**Task description**
Copy out all the lines where "Avec" shows up.

======== Records shown ========

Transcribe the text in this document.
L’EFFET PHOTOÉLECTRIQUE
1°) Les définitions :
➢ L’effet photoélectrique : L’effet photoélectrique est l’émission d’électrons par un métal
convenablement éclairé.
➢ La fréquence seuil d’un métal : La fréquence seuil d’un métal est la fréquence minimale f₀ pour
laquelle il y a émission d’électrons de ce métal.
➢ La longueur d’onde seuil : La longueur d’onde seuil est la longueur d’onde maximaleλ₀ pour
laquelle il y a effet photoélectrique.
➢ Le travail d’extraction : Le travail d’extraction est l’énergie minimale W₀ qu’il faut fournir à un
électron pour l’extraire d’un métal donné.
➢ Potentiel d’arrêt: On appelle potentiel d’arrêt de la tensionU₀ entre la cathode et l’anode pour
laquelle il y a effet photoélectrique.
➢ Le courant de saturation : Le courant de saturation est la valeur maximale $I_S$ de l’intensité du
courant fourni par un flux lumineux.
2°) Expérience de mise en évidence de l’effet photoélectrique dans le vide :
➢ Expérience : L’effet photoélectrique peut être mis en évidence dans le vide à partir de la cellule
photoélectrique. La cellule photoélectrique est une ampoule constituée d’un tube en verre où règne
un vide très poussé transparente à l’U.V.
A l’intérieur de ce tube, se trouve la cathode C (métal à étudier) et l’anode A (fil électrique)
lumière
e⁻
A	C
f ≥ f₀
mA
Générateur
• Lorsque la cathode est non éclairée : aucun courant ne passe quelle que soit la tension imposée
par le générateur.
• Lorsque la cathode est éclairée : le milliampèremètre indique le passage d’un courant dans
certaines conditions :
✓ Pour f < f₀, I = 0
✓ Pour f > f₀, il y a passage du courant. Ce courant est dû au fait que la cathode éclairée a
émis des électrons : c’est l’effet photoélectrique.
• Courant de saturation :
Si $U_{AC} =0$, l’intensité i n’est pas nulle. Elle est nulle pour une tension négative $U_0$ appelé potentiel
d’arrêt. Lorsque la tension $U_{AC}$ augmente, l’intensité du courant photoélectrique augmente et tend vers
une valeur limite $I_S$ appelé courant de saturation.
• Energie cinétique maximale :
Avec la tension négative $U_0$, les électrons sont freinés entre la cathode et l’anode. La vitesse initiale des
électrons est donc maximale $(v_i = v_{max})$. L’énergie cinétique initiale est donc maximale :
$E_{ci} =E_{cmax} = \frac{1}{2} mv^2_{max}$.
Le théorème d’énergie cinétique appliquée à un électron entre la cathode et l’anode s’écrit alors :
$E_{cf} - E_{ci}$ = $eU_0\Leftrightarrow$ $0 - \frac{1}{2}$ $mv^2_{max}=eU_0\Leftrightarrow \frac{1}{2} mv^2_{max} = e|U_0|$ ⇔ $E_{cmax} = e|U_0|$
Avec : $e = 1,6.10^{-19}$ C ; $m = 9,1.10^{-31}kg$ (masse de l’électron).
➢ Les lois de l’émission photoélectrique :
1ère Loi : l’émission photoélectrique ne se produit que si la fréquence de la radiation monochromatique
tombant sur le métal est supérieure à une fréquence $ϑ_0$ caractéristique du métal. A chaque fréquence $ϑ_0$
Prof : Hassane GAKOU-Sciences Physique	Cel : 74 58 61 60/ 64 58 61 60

========

**Expected output**
Avec la tension négative $U_0$, les électrons sont freinés entre la cathode et l’anode. La vitesse initiale des
Avec : $e = 1,6.10^{-19}$ C ; $m = 9,1.10^{-31}kg$ (masse de l’électron).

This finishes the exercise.